WHAT THE EXERCISE ASKS:
In the material below, find every line with "title" and pull it out.

RECORDS SUPPLIED:
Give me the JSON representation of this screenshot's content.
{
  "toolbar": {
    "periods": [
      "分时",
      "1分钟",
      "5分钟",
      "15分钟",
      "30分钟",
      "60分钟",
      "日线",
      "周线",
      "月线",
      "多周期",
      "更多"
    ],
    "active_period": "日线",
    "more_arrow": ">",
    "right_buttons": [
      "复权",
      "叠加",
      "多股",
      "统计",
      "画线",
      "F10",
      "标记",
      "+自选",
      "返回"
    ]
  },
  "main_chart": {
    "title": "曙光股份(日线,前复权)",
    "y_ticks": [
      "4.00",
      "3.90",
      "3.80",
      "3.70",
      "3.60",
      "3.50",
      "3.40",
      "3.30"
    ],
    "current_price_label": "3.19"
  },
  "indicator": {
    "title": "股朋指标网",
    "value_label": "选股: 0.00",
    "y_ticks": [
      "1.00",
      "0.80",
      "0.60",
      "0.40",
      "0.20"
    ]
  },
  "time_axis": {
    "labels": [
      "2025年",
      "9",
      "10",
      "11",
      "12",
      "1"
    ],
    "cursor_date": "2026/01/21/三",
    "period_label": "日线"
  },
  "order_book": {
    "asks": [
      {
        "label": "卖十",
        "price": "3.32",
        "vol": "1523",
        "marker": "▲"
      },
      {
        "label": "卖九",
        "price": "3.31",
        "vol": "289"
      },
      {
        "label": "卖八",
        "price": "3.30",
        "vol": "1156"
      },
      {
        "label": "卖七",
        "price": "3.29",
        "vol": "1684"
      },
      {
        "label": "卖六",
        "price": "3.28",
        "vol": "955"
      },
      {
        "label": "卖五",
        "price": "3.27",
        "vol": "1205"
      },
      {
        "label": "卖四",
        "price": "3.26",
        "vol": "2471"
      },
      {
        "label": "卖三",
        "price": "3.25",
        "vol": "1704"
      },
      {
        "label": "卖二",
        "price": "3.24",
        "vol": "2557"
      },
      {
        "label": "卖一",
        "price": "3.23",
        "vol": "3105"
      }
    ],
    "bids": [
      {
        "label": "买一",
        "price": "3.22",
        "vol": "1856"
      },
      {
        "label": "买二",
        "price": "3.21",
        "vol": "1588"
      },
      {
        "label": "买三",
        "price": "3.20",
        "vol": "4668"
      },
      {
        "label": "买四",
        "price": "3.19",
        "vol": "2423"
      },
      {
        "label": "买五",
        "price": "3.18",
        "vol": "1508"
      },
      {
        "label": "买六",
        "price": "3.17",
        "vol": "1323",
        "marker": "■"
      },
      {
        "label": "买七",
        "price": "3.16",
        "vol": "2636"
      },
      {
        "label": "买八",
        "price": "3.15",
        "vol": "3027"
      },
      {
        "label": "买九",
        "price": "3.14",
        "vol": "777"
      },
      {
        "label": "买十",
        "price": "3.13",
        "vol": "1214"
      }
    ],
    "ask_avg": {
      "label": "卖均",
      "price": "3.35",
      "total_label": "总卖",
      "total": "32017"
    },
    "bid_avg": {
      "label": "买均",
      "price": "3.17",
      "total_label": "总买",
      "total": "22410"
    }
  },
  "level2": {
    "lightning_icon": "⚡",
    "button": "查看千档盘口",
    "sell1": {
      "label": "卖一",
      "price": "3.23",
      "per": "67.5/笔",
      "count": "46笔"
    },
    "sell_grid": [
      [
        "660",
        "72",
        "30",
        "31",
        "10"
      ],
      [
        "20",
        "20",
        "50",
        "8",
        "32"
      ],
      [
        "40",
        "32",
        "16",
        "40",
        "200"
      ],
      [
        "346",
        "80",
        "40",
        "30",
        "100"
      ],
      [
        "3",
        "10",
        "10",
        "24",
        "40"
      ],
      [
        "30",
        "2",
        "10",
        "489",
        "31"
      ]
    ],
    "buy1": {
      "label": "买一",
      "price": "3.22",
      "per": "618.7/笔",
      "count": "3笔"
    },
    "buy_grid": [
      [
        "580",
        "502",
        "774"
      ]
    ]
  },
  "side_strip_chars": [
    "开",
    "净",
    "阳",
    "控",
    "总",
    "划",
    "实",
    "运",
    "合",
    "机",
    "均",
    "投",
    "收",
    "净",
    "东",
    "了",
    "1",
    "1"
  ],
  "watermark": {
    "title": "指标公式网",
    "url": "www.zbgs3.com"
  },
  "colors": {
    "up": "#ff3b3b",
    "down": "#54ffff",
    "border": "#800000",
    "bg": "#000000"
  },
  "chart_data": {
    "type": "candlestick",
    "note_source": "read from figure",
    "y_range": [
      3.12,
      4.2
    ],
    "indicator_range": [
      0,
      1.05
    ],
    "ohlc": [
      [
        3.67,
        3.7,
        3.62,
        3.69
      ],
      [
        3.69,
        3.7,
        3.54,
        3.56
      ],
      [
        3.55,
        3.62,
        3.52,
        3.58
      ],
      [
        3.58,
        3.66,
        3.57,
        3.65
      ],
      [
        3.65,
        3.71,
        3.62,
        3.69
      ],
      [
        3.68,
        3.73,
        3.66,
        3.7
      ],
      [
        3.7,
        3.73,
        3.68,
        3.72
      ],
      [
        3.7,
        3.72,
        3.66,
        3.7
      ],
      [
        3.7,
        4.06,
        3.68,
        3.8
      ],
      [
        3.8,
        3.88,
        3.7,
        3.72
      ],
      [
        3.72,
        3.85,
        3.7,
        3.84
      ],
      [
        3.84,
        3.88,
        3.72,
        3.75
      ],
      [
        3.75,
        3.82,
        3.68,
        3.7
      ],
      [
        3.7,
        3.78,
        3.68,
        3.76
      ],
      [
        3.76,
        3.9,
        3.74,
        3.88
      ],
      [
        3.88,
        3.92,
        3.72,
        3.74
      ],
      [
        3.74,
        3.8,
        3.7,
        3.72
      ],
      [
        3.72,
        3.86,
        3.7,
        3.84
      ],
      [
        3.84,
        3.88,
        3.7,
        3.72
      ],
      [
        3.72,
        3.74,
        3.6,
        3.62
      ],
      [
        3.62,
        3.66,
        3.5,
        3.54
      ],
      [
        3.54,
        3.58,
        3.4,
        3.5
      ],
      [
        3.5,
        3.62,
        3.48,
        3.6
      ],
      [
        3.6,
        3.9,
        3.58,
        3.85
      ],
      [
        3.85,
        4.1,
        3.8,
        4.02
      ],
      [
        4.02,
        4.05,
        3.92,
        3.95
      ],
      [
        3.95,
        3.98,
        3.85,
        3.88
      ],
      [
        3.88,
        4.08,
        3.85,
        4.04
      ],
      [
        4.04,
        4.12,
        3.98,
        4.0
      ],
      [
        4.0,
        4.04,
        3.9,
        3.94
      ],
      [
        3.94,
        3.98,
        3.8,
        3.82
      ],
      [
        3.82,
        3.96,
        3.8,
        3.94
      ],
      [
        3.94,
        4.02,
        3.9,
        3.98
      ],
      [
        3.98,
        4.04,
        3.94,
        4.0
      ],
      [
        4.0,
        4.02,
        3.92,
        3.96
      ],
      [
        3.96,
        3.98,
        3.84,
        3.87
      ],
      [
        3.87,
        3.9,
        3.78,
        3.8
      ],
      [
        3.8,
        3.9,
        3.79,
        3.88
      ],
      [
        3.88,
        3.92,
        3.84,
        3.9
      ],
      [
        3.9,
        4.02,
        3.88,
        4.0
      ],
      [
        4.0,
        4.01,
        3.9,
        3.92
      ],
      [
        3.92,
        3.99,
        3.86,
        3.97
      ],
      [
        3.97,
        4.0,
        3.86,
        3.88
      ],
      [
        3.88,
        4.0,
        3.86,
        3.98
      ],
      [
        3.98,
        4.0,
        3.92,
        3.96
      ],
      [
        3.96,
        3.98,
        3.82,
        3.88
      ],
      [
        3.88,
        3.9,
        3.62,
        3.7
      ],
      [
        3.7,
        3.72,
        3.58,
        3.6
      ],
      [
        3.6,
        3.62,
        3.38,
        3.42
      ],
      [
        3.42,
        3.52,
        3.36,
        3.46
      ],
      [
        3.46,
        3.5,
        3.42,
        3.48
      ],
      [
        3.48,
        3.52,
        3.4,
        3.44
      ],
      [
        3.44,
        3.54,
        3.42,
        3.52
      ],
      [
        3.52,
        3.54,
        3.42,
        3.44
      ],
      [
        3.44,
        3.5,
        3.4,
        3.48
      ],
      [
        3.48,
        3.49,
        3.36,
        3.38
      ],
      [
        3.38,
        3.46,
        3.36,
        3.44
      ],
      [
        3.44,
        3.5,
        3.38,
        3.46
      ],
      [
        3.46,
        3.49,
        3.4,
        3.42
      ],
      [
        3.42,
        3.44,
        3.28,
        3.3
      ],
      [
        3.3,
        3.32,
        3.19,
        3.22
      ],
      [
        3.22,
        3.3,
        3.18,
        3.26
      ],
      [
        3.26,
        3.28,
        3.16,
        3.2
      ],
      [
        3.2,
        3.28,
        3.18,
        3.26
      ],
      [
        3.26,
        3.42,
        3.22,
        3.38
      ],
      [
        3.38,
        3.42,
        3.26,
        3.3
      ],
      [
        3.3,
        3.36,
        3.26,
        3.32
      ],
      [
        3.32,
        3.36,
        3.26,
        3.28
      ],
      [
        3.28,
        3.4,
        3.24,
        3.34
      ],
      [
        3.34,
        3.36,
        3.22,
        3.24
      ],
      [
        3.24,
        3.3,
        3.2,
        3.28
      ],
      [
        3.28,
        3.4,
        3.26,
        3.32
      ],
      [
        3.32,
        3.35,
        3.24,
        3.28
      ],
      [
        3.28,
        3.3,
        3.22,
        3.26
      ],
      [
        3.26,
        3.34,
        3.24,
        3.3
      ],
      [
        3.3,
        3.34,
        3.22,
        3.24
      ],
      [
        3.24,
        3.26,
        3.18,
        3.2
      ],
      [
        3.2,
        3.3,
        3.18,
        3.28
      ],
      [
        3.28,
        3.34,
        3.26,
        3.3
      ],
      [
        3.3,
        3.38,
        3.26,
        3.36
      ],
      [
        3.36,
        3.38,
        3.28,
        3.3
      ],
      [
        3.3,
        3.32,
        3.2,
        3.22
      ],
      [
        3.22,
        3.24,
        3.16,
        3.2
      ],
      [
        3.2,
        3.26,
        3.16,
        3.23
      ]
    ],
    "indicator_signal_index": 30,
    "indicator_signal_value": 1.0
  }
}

EXPECTED OUTPUT:
    "title": "曙光股份(日线,前复权)",
    "title": "股朋指标网",
    "title": "指标公式网",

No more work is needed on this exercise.